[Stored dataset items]
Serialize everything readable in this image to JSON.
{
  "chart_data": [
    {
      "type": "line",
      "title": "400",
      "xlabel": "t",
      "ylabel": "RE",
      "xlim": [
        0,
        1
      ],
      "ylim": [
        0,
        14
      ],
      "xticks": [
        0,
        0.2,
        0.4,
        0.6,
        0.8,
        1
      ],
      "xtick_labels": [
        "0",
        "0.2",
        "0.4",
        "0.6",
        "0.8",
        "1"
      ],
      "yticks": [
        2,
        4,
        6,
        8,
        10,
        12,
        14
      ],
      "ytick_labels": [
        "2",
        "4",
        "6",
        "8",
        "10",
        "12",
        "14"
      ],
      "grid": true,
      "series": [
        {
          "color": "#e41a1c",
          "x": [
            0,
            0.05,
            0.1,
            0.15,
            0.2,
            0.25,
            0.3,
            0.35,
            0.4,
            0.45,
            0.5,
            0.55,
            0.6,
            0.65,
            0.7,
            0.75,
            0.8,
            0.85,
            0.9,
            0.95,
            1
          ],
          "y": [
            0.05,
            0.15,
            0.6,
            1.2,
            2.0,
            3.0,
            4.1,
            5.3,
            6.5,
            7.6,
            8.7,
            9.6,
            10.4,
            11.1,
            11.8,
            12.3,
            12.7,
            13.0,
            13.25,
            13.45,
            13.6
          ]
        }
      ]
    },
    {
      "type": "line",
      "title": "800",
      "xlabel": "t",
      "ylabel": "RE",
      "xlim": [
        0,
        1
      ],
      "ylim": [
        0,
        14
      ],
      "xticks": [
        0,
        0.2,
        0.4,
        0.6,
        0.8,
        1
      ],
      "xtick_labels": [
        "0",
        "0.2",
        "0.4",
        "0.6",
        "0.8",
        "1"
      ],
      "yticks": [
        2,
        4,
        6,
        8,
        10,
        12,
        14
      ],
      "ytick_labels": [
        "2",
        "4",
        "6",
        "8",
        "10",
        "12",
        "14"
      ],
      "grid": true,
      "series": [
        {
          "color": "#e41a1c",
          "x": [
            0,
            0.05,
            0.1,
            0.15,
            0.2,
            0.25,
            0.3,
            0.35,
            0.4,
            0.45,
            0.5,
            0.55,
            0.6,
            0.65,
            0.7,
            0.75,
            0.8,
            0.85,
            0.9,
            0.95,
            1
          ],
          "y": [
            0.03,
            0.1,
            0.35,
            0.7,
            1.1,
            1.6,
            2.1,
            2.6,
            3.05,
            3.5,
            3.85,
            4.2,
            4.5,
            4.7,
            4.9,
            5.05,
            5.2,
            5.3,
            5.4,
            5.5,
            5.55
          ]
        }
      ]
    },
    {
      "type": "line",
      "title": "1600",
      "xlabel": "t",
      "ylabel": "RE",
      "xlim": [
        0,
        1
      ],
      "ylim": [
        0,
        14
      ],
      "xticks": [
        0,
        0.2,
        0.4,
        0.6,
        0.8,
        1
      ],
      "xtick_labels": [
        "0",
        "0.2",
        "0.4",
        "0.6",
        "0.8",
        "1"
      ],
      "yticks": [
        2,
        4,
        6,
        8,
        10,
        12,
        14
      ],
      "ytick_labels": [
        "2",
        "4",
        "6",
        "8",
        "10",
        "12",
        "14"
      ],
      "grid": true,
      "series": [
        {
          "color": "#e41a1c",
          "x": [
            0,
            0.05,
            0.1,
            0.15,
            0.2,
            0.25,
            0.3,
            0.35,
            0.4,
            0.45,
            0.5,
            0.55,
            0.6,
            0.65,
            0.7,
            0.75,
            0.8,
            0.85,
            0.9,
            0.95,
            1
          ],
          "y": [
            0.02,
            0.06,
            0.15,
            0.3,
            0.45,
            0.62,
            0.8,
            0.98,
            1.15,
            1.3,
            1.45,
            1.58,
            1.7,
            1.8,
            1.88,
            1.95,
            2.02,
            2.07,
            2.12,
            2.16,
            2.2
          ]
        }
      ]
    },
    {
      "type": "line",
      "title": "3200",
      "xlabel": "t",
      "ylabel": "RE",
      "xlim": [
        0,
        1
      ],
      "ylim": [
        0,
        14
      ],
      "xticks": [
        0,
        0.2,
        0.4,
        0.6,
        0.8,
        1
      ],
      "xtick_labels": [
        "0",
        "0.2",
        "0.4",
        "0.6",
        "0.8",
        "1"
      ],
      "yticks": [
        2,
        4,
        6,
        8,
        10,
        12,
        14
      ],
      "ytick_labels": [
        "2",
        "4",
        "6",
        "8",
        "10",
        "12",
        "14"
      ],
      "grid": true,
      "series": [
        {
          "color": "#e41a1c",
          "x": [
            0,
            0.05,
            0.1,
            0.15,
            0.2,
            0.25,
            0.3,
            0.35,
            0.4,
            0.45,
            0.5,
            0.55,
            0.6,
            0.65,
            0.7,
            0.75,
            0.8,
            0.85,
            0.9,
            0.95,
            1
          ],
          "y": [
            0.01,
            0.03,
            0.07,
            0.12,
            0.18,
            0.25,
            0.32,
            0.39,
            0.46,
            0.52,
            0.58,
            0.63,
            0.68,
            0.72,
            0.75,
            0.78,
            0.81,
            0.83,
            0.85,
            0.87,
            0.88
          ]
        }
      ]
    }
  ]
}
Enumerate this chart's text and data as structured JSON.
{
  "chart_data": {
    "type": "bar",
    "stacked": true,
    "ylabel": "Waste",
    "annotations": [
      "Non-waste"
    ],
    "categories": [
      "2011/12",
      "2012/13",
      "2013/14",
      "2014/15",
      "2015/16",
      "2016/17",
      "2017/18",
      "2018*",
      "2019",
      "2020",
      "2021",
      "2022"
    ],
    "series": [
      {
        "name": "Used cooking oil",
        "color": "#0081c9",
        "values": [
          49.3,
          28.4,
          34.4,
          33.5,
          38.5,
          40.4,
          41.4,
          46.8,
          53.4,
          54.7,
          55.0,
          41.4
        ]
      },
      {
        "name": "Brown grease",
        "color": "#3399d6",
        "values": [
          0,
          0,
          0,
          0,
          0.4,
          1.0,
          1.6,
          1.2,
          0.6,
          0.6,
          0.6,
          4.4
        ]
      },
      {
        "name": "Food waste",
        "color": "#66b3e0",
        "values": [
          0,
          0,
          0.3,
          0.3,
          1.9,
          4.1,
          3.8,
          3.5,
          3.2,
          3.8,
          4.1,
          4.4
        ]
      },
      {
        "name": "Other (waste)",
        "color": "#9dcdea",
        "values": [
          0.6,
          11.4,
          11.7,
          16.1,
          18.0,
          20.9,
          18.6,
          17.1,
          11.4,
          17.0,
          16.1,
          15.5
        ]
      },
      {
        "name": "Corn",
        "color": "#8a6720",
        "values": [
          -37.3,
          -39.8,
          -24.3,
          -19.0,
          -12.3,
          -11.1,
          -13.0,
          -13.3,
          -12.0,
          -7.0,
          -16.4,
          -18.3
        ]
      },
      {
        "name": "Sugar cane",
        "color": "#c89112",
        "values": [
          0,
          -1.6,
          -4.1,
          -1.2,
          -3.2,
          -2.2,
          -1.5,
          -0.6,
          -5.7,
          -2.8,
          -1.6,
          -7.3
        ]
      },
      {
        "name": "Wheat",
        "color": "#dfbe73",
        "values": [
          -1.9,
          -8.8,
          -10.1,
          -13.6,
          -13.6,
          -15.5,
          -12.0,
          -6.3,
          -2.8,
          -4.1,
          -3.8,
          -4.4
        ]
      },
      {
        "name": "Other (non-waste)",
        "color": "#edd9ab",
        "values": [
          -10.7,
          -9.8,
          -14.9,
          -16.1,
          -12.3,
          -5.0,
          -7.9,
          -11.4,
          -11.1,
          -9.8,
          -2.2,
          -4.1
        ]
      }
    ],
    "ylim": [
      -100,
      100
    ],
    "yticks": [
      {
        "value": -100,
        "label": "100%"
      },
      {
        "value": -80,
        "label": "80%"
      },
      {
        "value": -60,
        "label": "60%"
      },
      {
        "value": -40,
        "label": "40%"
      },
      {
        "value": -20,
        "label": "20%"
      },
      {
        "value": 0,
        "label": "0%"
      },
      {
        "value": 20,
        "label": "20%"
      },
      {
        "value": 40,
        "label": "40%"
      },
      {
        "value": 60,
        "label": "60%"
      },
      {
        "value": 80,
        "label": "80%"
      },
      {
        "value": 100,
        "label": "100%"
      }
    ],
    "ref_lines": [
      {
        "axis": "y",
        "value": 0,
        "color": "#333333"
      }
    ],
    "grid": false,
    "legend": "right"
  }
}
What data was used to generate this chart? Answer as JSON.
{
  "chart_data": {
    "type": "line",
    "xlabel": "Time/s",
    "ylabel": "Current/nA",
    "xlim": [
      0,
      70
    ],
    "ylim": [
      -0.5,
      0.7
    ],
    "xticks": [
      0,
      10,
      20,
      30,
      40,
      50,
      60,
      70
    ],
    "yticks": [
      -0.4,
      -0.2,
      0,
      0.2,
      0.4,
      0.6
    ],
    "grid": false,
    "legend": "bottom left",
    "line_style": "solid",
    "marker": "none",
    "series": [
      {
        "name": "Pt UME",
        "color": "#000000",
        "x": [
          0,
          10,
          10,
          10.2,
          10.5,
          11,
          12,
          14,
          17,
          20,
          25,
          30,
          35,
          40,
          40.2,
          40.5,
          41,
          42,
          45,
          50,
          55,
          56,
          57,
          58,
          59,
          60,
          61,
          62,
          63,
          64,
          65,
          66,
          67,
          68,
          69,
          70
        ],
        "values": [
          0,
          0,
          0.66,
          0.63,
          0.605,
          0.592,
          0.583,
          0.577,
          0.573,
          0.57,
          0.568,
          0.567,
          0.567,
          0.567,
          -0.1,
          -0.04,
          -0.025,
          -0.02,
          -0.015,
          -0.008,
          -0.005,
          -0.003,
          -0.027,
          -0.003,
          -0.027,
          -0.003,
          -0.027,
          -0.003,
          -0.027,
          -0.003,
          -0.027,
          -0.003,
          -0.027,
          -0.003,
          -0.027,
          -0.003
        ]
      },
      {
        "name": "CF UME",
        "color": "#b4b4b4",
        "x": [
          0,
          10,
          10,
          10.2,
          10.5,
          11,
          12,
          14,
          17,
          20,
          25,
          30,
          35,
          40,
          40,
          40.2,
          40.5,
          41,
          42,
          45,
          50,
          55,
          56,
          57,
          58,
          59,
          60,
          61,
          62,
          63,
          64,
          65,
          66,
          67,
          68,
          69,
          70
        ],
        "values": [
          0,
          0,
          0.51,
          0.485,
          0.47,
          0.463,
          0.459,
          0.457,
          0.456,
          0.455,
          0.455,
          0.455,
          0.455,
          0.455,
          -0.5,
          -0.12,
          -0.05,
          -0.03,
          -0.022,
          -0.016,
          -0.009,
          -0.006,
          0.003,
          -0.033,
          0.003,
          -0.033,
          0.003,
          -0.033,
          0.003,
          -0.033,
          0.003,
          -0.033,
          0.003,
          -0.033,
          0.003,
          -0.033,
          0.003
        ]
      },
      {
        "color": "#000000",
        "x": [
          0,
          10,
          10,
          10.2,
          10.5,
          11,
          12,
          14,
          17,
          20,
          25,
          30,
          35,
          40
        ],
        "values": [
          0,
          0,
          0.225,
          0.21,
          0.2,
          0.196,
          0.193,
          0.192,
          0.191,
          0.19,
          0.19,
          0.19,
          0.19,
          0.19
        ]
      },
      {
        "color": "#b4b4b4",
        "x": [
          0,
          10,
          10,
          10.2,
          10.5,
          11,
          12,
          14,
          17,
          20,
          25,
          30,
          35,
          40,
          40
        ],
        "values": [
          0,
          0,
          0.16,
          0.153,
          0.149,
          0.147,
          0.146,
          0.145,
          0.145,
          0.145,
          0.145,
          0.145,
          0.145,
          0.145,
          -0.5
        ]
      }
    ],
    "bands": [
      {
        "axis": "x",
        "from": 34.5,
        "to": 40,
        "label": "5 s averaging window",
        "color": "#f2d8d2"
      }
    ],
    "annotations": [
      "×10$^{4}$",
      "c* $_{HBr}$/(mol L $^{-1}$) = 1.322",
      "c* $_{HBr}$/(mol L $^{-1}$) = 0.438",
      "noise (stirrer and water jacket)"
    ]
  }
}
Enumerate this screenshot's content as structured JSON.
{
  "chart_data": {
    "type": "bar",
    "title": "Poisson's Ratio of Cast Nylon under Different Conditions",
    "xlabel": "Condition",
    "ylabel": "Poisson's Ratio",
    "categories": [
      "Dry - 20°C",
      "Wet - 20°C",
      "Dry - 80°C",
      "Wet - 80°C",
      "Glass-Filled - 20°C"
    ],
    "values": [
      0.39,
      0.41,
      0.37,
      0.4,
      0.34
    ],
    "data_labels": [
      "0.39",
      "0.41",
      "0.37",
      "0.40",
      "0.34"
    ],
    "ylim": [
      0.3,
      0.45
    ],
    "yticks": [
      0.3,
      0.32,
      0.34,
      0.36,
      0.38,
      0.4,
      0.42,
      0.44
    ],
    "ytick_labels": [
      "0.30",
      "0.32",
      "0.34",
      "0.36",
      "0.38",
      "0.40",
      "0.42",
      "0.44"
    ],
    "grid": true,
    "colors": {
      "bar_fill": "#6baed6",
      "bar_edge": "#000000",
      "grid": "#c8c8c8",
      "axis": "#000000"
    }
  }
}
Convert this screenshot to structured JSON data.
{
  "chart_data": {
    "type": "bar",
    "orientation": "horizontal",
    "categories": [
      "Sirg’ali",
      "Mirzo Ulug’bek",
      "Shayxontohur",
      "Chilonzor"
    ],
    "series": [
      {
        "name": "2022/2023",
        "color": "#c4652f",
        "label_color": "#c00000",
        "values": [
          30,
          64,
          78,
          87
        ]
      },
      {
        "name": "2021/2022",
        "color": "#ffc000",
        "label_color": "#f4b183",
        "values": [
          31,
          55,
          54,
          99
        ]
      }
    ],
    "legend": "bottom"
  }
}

[Task prompt]: Return every line above that contains the word "legend".

[The answer]:
    "legend": "right"
    "legend": "bottom left",
    "legend": "bottom"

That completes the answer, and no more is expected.